::: INPUT MATERIAL
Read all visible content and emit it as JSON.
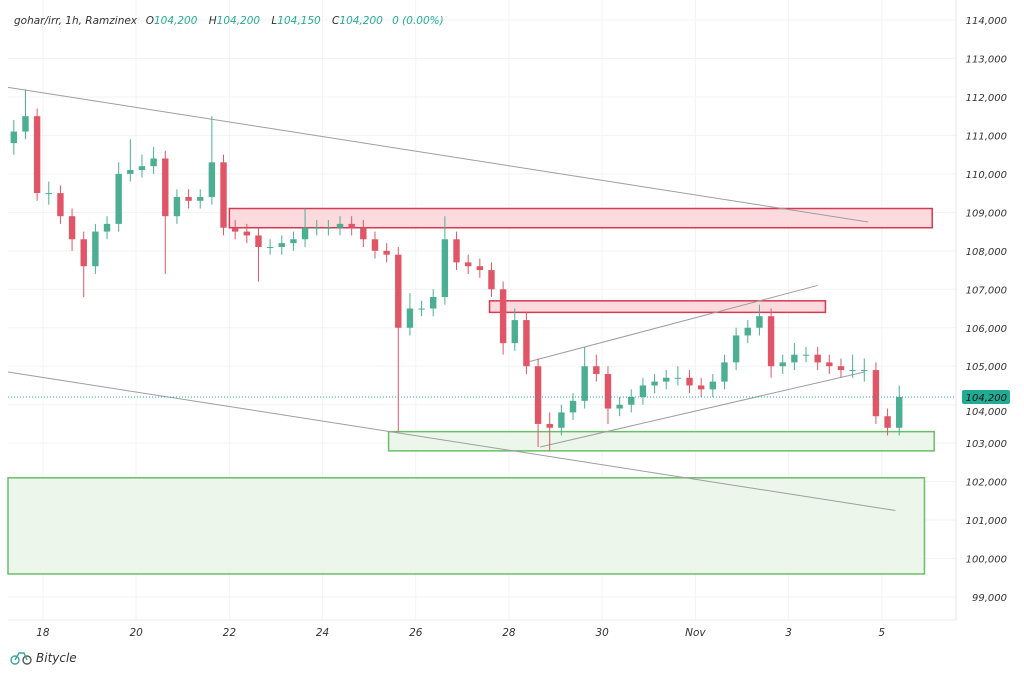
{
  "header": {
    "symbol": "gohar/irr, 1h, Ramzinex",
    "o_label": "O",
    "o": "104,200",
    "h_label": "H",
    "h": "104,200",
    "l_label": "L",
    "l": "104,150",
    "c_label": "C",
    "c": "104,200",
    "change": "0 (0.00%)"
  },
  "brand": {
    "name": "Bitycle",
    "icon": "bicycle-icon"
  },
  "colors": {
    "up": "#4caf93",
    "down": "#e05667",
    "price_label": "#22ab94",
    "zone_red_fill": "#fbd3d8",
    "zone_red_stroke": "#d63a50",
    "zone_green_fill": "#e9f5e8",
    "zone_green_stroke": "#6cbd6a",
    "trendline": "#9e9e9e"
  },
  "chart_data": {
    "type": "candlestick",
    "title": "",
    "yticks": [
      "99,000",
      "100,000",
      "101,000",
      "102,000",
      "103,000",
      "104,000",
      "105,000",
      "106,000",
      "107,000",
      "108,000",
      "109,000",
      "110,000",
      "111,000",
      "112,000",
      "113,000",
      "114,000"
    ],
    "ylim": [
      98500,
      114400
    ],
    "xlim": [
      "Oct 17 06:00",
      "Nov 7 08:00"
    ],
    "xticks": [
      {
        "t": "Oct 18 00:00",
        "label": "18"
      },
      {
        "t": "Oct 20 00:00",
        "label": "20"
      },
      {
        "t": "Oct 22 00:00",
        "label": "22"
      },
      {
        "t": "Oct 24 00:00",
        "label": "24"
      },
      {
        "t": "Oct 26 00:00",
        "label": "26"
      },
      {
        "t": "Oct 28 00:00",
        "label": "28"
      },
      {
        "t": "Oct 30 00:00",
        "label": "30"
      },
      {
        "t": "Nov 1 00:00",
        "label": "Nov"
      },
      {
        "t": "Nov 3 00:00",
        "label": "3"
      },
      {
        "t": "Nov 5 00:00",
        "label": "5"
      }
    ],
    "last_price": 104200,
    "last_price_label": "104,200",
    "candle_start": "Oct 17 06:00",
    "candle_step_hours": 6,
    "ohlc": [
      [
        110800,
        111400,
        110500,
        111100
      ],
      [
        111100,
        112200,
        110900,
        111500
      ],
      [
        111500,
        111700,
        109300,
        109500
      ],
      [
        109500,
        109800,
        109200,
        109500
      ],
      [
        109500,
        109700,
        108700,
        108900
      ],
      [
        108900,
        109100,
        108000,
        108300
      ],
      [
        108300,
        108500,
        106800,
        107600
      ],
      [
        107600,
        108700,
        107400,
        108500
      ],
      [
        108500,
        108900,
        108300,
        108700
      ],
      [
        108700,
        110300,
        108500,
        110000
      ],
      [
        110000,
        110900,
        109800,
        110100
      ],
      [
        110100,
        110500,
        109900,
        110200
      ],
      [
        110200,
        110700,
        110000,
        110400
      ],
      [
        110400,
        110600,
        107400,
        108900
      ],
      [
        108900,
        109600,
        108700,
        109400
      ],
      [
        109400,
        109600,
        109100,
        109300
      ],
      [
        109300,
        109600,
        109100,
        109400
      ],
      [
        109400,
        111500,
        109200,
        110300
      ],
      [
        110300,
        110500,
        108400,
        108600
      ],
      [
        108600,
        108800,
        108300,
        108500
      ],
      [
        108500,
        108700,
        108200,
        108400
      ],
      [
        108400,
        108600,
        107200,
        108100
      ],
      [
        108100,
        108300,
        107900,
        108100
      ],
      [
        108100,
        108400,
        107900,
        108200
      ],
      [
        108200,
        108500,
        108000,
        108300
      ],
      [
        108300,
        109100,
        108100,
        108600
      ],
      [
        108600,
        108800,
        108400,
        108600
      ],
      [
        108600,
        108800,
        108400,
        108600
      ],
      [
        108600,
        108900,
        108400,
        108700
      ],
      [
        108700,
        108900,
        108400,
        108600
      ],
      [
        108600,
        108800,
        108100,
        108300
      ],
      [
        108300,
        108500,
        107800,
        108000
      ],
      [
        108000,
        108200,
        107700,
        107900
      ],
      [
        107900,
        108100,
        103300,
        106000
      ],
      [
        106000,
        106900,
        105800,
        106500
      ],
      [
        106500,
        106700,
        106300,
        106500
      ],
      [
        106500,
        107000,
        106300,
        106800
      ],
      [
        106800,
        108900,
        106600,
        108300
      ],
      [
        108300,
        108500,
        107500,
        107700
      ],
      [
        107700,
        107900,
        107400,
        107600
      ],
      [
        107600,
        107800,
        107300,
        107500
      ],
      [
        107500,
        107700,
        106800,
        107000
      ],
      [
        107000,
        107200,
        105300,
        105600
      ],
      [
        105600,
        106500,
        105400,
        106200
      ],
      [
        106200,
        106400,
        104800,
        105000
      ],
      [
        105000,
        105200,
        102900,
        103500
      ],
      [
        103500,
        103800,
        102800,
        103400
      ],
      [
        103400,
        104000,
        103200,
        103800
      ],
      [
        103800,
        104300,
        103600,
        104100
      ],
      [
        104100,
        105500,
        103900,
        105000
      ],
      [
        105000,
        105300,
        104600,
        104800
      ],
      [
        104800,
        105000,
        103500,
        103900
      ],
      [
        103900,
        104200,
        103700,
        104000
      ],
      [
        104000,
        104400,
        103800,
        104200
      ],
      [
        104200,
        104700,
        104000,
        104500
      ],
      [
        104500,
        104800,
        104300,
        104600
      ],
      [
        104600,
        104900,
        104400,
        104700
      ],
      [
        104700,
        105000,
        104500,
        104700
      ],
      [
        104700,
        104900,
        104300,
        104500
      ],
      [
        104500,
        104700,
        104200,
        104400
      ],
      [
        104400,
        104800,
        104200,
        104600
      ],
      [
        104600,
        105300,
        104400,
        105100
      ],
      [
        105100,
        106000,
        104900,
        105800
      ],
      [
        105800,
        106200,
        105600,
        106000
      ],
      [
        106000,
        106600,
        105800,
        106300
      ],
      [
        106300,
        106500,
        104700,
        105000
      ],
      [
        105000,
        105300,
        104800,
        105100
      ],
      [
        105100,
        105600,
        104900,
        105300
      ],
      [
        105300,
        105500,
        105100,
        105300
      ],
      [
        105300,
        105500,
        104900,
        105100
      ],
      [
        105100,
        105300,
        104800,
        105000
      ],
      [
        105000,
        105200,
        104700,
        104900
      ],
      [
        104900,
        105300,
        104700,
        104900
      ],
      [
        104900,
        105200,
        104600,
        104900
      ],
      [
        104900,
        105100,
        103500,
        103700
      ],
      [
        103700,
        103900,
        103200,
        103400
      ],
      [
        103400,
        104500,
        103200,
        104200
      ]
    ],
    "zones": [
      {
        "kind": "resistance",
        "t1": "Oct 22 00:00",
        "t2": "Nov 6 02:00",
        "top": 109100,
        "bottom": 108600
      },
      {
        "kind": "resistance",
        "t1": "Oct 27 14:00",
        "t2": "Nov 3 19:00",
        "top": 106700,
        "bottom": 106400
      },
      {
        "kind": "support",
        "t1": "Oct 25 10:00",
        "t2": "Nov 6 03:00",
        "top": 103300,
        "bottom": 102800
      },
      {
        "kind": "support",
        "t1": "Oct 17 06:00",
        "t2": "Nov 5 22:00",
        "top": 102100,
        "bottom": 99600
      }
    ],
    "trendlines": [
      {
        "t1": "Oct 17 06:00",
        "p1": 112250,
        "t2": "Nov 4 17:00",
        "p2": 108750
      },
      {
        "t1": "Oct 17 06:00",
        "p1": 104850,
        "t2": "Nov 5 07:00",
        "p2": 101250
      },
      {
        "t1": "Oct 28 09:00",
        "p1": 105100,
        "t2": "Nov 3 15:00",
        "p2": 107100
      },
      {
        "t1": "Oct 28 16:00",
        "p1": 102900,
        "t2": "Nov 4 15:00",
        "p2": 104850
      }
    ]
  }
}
::::::
::: INPUT MATERIAL
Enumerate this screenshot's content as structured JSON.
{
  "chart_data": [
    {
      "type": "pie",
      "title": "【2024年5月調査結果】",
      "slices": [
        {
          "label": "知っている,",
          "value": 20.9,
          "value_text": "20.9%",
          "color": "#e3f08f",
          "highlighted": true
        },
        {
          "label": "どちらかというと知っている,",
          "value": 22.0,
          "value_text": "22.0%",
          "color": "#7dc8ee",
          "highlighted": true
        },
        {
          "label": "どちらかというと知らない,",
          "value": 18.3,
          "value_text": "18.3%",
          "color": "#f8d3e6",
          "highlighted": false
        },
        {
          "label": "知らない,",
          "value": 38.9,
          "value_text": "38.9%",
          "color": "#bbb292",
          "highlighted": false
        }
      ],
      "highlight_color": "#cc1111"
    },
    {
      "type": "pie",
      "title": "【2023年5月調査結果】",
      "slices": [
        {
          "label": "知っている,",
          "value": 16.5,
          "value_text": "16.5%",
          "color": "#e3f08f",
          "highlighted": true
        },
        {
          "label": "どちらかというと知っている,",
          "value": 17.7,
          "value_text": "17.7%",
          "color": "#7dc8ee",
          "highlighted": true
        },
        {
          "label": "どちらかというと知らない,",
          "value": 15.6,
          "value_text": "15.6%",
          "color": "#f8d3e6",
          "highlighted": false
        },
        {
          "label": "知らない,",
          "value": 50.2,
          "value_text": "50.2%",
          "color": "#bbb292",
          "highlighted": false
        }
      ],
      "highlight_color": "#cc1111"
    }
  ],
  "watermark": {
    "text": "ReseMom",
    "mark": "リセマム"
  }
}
::::::
Exactly how many lines of the listing above contain the string "bottom"? Give no more than the number.

4